── Provided data ──

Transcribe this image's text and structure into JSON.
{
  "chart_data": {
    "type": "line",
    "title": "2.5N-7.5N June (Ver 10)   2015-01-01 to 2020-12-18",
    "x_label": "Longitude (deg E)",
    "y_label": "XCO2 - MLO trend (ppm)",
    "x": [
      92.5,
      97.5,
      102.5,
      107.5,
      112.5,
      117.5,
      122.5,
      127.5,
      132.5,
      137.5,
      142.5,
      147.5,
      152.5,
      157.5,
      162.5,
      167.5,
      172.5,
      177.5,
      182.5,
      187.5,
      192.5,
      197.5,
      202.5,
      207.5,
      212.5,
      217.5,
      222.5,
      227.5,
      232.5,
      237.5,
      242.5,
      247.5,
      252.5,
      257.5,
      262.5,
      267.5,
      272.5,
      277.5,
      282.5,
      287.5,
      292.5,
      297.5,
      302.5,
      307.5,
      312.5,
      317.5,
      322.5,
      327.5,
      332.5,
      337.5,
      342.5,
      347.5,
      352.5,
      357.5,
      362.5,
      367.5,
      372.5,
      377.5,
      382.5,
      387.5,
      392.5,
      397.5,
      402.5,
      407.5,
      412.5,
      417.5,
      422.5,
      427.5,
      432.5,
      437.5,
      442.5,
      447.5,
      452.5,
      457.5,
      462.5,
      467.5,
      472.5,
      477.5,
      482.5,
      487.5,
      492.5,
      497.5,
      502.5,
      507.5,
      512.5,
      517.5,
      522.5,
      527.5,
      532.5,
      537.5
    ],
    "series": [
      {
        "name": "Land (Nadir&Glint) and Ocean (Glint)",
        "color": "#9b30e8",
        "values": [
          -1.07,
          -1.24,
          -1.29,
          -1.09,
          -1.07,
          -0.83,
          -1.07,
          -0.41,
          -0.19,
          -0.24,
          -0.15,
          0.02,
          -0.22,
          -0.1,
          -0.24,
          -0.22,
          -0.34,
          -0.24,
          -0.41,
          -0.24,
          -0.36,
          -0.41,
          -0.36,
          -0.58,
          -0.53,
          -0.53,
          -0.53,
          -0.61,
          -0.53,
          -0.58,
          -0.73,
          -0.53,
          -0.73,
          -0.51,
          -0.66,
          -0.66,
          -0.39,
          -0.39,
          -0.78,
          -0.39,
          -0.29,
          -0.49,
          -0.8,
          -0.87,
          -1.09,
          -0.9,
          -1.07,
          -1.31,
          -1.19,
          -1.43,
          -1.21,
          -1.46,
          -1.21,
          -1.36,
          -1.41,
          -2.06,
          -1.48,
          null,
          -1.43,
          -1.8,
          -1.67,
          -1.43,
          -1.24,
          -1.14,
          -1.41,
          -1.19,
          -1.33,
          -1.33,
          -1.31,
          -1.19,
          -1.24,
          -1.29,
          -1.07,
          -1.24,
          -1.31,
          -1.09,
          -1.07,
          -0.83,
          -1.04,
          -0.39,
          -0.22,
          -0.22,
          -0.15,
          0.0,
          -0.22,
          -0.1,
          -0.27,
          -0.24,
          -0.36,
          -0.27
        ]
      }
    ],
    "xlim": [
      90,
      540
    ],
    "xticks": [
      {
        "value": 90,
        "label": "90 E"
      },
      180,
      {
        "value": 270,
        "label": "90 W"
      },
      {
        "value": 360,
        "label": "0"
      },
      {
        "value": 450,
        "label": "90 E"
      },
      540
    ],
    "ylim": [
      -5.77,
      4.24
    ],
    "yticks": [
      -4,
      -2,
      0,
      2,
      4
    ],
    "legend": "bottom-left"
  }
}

───

_What the exercise asks_
All of the lines above must be returned exactly.

_Solved problem_
Transcribe this image's text and structure into JSON.
{
  "chart_data": {
    "type": "line",
    "title": "2.5N-7.5N June (Ver 10)   2015-01-01 to 2020-12-18",
    "x_label": "Longitude (deg E)",
    "y_label": "XCO2 - MLO trend (ppm)",
    "x": [
      92.5,
      97.5,
      102.5,
      107.5,
      112.5,
      117.5,
      122.5,
      127.5,
      132.5,
      137.5,
      142.5,
      147.5,
      152.5,
      157.5,
      162.5,
      167.5,
      172.5,
      177.5,
      182.5,
      187.5,
      192.5,
      197.5,
      202.5,
      207.5,
      212.5,
      217.5,
      222.5,
      227.5,
      232.5,
      237.5,
      242.5,
      247.5,
      252.5,
      257.5,
      262.5,
      267.5,
      272.5,
      277.5,
      282.5,
      287.5,
      292.5,
      297.5,
      302.5,
      307.5,
      312.5,
      317.5,
      322.5,
      327.5,
      332.5,
      337.5,
      342.5,
      347.5,
      352.5,
      357.5,
      362.5,
      367.5,
      372.5,
      377.5,
      382.5,
      387.5,
      392.5,
      397.5,
      402.5,
      407.5,
      412.5,
      417.5,
      422.5,
      427.5,
      432.5,
      437.5,
      442.5,
      447.5,
      452.5,
      457.5,
      462.5,
      467.5,
      472.5,
      477.5,
      482.5,
      487.5,
      492.5,
      497.5,
      502.5,
      507.5,
      512.5,
      517.5,
      522.5,
      527.5,
      532.5,
      537.5
    ],
    "series": [
      {
        "name": "Land (Nadir&Glint) and Ocean (Glint)",
        "color": "#9b30e8",
        "values": [
          -1.07,
          -1.24,
          -1.29,
          -1.09,
          -1.07,
          -0.83,
          -1.07,
          -0.41,
          -0.19,
          -0.24,
          -0.15,
          0.02,
          -0.22,
          -0.1,
          -0.24,
          -0.22,
          -0.34,
          -0.24,
          -0.41,
          -0.24,
          -0.36,
          -0.41,
          -0.36,
          -0.58,
          -0.53,
          -0.53,
          -0.53,
          -0.61,
          -0.53,
          -0.58,
          -0.73,
          -0.53,
          -0.73,
          -0.51,
          -0.66,
          -0.66,
          -0.39,
          -0.39,
          -0.78,
          -0.39,
          -0.29,
          -0.49,
          -0.8,
          -0.87,
          -1.09,
          -0.9,
          -1.07,
          -1.31,
          -1.19,
          -1.43,
          -1.21,
          -1.46,
          -1.21,
          -1.36,
          -1.41,
          -2.06,
          -1.48,
          null,
          -1.43,
          -1.8,
          -1.67,
          -1.43,
          -1.24,
          -1.14,
          -1.41,
          -1.19,
          -1.33,
          -1.33,
          -1.31,
          -1.19,
          -1.24,
          -1.29,
          -1.07,
          -1.24,
          -1.31,
          -1.09,
          -1.07,
          -0.83,
          -1.04,
          -0.39,
          -0.22,
          -0.22,
          -0.15,
          0.0,
          -0.22,
          -0.1,
          -0.27,
          -0.24,
          -0.36,
          -0.27
        ]
      }
    ],
    "xlim": [
      90,
      540
    ],
    "xticks": [
      {
        "value": 90,
        "label": "90 E"
      },
      180,
      {
        "value": 270,
        "label": "90 W"
      },
      {
        "value": 360,
        "label": "0"
      },
      {
        "value": 450,
        "label": "90 E"
      },
      540
    ],
    "ylim": [
      -5.77,
      4.24
    ],
    "yticks": [
      -4,
      -2,
      0,
      2,
      4
    ],
    "legend": "bottom-left"
  }
}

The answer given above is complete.